_TO BE DONE_.
Extract from the listing each line in which the word "annotation" appears.
────
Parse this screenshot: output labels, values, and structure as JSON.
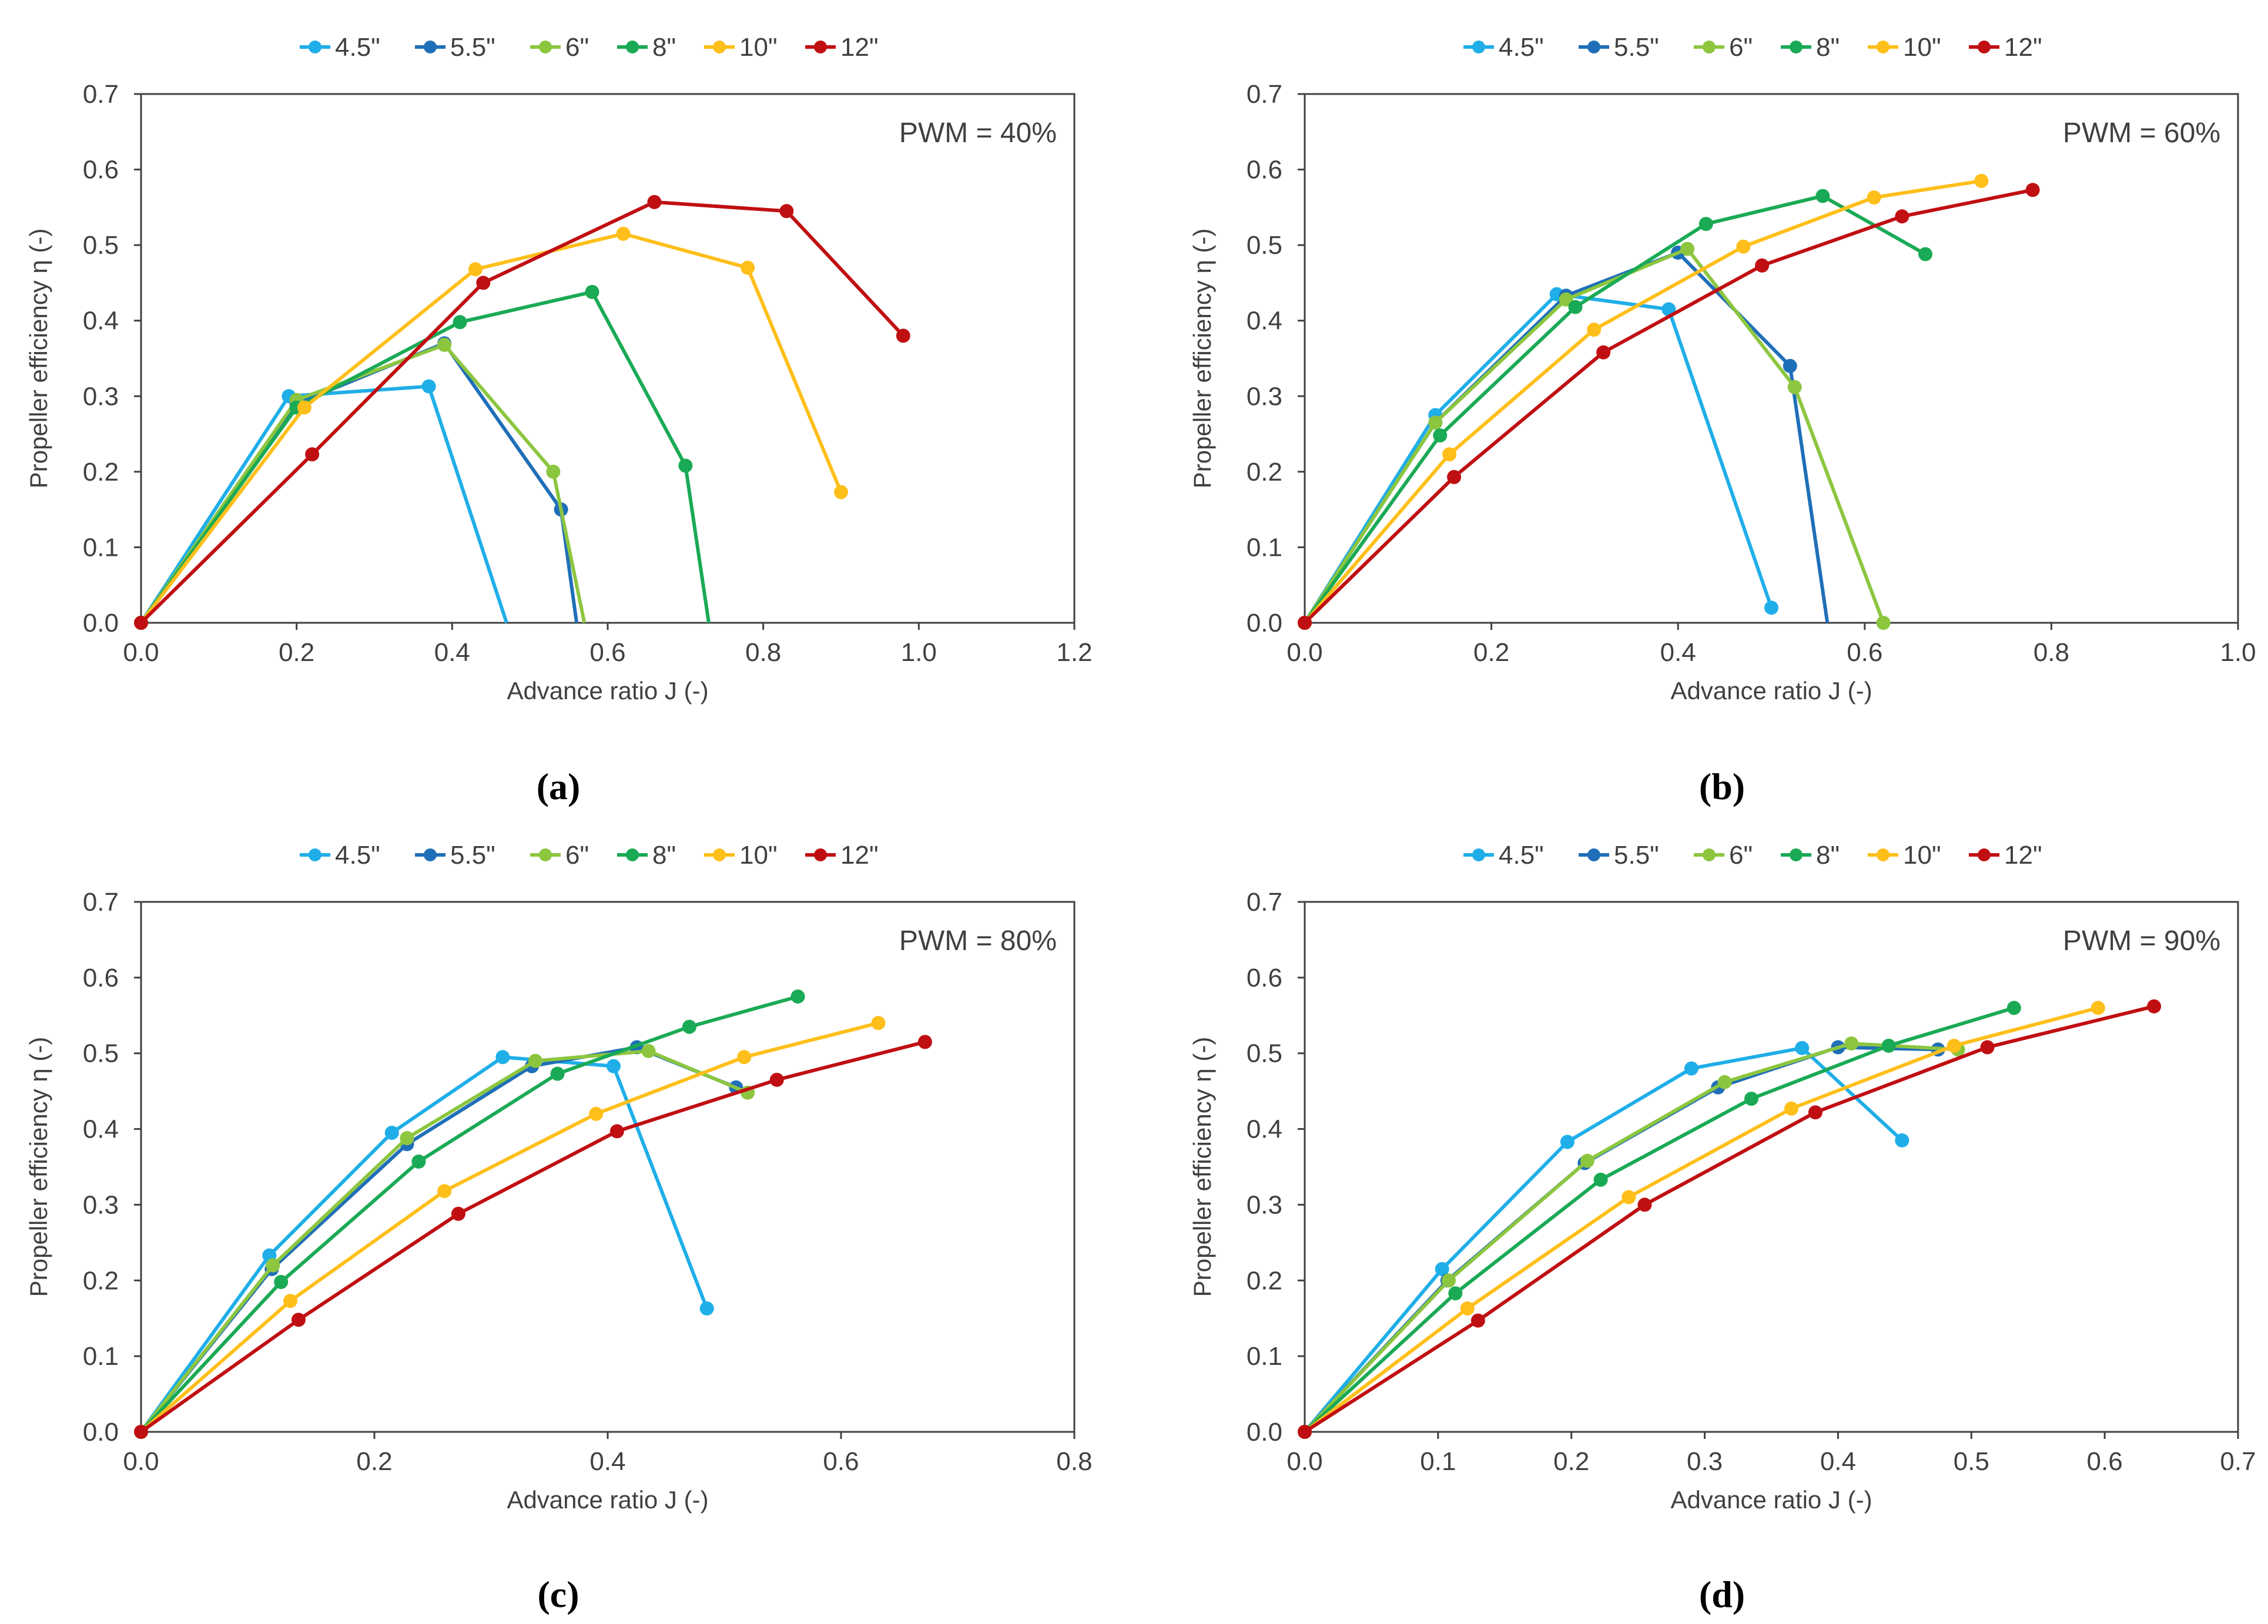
{
  "figure": {
    "colors": {
      "4.5\"": "#1FAEE8",
      "5.5\"": "#1F6FB8",
      "6\"": "#8CC63F",
      "8\"": "#1AAA55",
      "10\"": "#FFBF1A",
      "12\"": "#C00F12"
    }
  },
  "chart_data": [
    {
      "type": "line",
      "panel_label": "(a)",
      "annotation": "PWM = 40%",
      "xlabel": "Advance ratio J (-)",
      "ylabel": "Propeller efficiency η (-)",
      "xlim": [
        0,
        1.2
      ],
      "ylim": [
        0,
        0.7
      ],
      "xticks": [
        "0.0",
        "0.2",
        "0.4",
        "0.6",
        "0.8",
        "1.0",
        "1.2"
      ],
      "yticks": [
        "0.0",
        "0.1",
        "0.2",
        "0.3",
        "0.4",
        "0.5",
        "0.6",
        "0.7"
      ],
      "legend": "top",
      "series": [
        {
          "name": "4.5\"",
          "x": [
            0,
            0.19,
            0.37,
            0.47
          ],
          "y": [
            0,
            0.3,
            0.313,
            0
          ],
          "markers": [
            true,
            true,
            true,
            false
          ]
        },
        {
          "name": "5.5\"",
          "x": [
            0,
            0.2,
            0.39,
            0.54,
            0.56
          ],
          "y": [
            0,
            0.29,
            0.37,
            0.15,
            0
          ],
          "markers": [
            true,
            true,
            true,
            true,
            false
          ]
        },
        {
          "name": "6\"",
          "x": [
            0,
            0.2,
            0.39,
            0.53,
            0.57
          ],
          "y": [
            0,
            0.295,
            0.368,
            0.2,
            0
          ],
          "markers": [
            true,
            true,
            true,
            true,
            false
          ]
        },
        {
          "name": "8\"",
          "x": [
            0,
            0.2,
            0.41,
            0.58,
            0.7,
            0.73
          ],
          "y": [
            0,
            0.285,
            0.398,
            0.438,
            0.208,
            0
          ],
          "markers": [
            true,
            true,
            true,
            true,
            true,
            false
          ]
        },
        {
          "name": "10\"",
          "x": [
            0,
            0.21,
            0.43,
            0.62,
            0.78,
            0.9
          ],
          "y": [
            0,
            0.285,
            0.468,
            0.515,
            0.47,
            0.173
          ],
          "markers": [
            true,
            true,
            true,
            true,
            true,
            true
          ]
        },
        {
          "name": "12\"",
          "x": [
            0,
            0.22,
            0.44,
            0.66,
            0.83,
            0.98
          ],
          "y": [
            0,
            0.223,
            0.45,
            0.557,
            0.545,
            0.38
          ],
          "markers": [
            true,
            true,
            true,
            true,
            true,
            true
          ]
        }
      ]
    },
    {
      "type": "line",
      "panel_label": "(b)",
      "annotation": "PWM = 60%",
      "xlabel": "Advance ratio J (-)",
      "ylabel": "Propeller efficiency η (-)",
      "xlim": [
        0,
        1.0
      ],
      "ylim": [
        0,
        0.7
      ],
      "xticks": [
        "0.0",
        "0.2",
        "0.4",
        "0.6",
        "0.8",
        "1.0"
      ],
      "yticks": [
        "0.0",
        "0.1",
        "0.2",
        "0.3",
        "0.4",
        "0.5",
        "0.6",
        "0.7"
      ],
      "legend": "top",
      "series": [
        {
          "name": "4.5\"",
          "x": [
            0,
            0.14,
            0.27,
            0.39,
            0.5
          ],
          "y": [
            0,
            0.275,
            0.435,
            0.415,
            0.02
          ],
          "markers": [
            true,
            true,
            true,
            true,
            true
          ]
        },
        {
          "name": "5.5\"",
          "x": [
            0,
            0.14,
            0.28,
            0.4,
            0.52,
            0.56
          ],
          "y": [
            0,
            0.265,
            0.433,
            0.49,
            0.34,
            0
          ],
          "markers": [
            true,
            true,
            true,
            true,
            true,
            false
          ]
        },
        {
          "name": "6\"",
          "x": [
            0,
            0.14,
            0.28,
            0.41,
            0.525,
            0.62
          ],
          "y": [
            0,
            0.265,
            0.428,
            0.495,
            0.312,
            0
          ],
          "markers": [
            true,
            true,
            true,
            true,
            true,
            true
          ]
        },
        {
          "name": "8\"",
          "x": [
            0,
            0.145,
            0.29,
            0.43,
            0.555,
            0.665
          ],
          "y": [
            0,
            0.248,
            0.418,
            0.528,
            0.565,
            0.488
          ],
          "markers": [
            true,
            true,
            true,
            true,
            true,
            true
          ]
        },
        {
          "name": "10\"",
          "x": [
            0,
            0.155,
            0.31,
            0.47,
            0.61,
            0.725
          ],
          "y": [
            0,
            0.223,
            0.388,
            0.498,
            0.563,
            0.585
          ],
          "markers": [
            true,
            true,
            true,
            true,
            true,
            true
          ]
        },
        {
          "name": "12\"",
          "x": [
            0,
            0.16,
            0.32,
            0.49,
            0.64,
            0.78
          ],
          "y": [
            0,
            0.193,
            0.358,
            0.473,
            0.538,
            0.573
          ],
          "markers": [
            true,
            true,
            true,
            true,
            true,
            true
          ]
        }
      ]
    },
    {
      "type": "line",
      "panel_label": "(c)",
      "annotation": "PWM = 80%",
      "xlabel": "Advance ratio J (-)",
      "ylabel": "Propeller efficiency η (-)",
      "xlim": [
        0,
        0.8
      ],
      "ylim": [
        0,
        0.7
      ],
      "xticks": [
        "0.0",
        "0.2",
        "0.4",
        "0.6",
        "0.8"
      ],
      "yticks": [
        "0.0",
        "0.1",
        "0.2",
        "0.3",
        "0.4",
        "0.5",
        "0.6",
        "0.7"
      ],
      "legend": "top",
      "series": [
        {
          "name": "4.5\"",
          "x": [
            0,
            0.11,
            0.215,
            0.31,
            0.405,
            0.485
          ],
          "y": [
            0,
            0.233,
            0.395,
            0.495,
            0.483,
            0.163
          ],
          "markers": [
            true,
            true,
            true,
            true,
            true,
            true
          ]
        },
        {
          "name": "5.5\"",
          "x": [
            0,
            0.112,
            0.228,
            0.335,
            0.425,
            0.51
          ],
          "y": [
            0,
            0.215,
            0.38,
            0.483,
            0.508,
            0.455
          ],
          "markers": [
            true,
            true,
            true,
            true,
            true,
            true
          ]
        },
        {
          "name": "6\"",
          "x": [
            0,
            0.113,
            0.228,
            0.338,
            0.435,
            0.52
          ],
          "y": [
            0,
            0.22,
            0.388,
            0.49,
            0.503,
            0.448
          ],
          "markers": [
            true,
            true,
            true,
            true,
            true,
            true
          ]
        },
        {
          "name": "8\"",
          "x": [
            0,
            0.12,
            0.238,
            0.357,
            0.47,
            0.563
          ],
          "y": [
            0,
            0.198,
            0.357,
            0.473,
            0.535,
            0.575
          ],
          "markers": [
            true,
            true,
            true,
            true,
            true,
            true
          ]
        },
        {
          "name": "10\"",
          "x": [
            0,
            0.128,
            0.26,
            0.39,
            0.517,
            0.632
          ],
          "y": [
            0,
            0.173,
            0.318,
            0.42,
            0.495,
            0.54
          ],
          "markers": [
            true,
            true,
            true,
            true,
            true,
            true
          ]
        },
        {
          "name": "12\"",
          "x": [
            0,
            0.135,
            0.272,
            0.408,
            0.545,
            0.672
          ],
          "y": [
            0,
            0.148,
            0.288,
            0.397,
            0.465,
            0.515
          ],
          "markers": [
            true,
            true,
            true,
            true,
            true,
            true
          ]
        }
      ]
    },
    {
      "type": "line",
      "panel_label": "(d)",
      "annotation": "PWM = 90%",
      "xlabel": "Advance ratio J (-)",
      "ylabel": "Propeller efficiency η (-)",
      "xlim": [
        0,
        0.7
      ],
      "ylim": [
        0,
        0.7
      ],
      "xticks": [
        "0.0",
        "0.1",
        "0.2",
        "0.3",
        "0.4",
        "0.5",
        "0.6",
        "0.7"
      ],
      "yticks": [
        "0.0",
        "0.1",
        "0.2",
        "0.3",
        "0.4",
        "0.5",
        "0.6",
        "0.7"
      ],
      "legend": "top",
      "series": [
        {
          "name": "4.5\"",
          "x": [
            0,
            0.103,
            0.197,
            0.29,
            0.373,
            0.448
          ],
          "y": [
            0,
            0.215,
            0.383,
            0.48,
            0.507,
            0.385
          ],
          "markers": [
            true,
            true,
            true,
            true,
            true,
            true
          ]
        },
        {
          "name": "5.5\"",
          "x": [
            0,
            0.107,
            0.21,
            0.31,
            0.4,
            0.475
          ],
          "y": [
            0,
            0.2,
            0.355,
            0.455,
            0.508,
            0.505
          ],
          "markers": [
            true,
            true,
            true,
            true,
            true,
            true
          ]
        },
        {
          "name": "6\"",
          "x": [
            0,
            0.108,
            0.212,
            0.315,
            0.41,
            0.49
          ],
          "y": [
            0,
            0.2,
            0.358,
            0.462,
            0.513,
            0.505
          ],
          "markers": [
            true,
            true,
            true,
            true,
            true,
            true
          ]
        },
        {
          "name": "8\"",
          "x": [
            0,
            0.113,
            0.222,
            0.335,
            0.438,
            0.532
          ],
          "y": [
            0,
            0.183,
            0.333,
            0.44,
            0.51,
            0.56
          ],
          "markers": [
            true,
            true,
            true,
            true,
            true,
            true
          ]
        },
        {
          "name": "10\"",
          "x": [
            0,
            0.122,
            0.243,
            0.365,
            0.487,
            0.595
          ],
          "y": [
            0,
            0.163,
            0.31,
            0.427,
            0.51,
            0.56
          ],
          "markers": [
            true,
            true,
            true,
            true,
            true,
            true
          ]
        },
        {
          "name": "12\"",
          "x": [
            0,
            0.13,
            0.255,
            0.383,
            0.512,
            0.637
          ],
          "y": [
            0,
            0.147,
            0.3,
            0.422,
            0.508,
            0.562
          ],
          "markers": [
            true,
            true,
            true,
            true,
            true,
            true
          ]
        }
      ]
    }
  ]
}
────
_TASK RESPONSE_.
      "annotation": "PWM = 40%",
      "annotation": "PWM = 60%",
      "annotation": "PWM = 80%",
      "annotation": "PWM = 90%",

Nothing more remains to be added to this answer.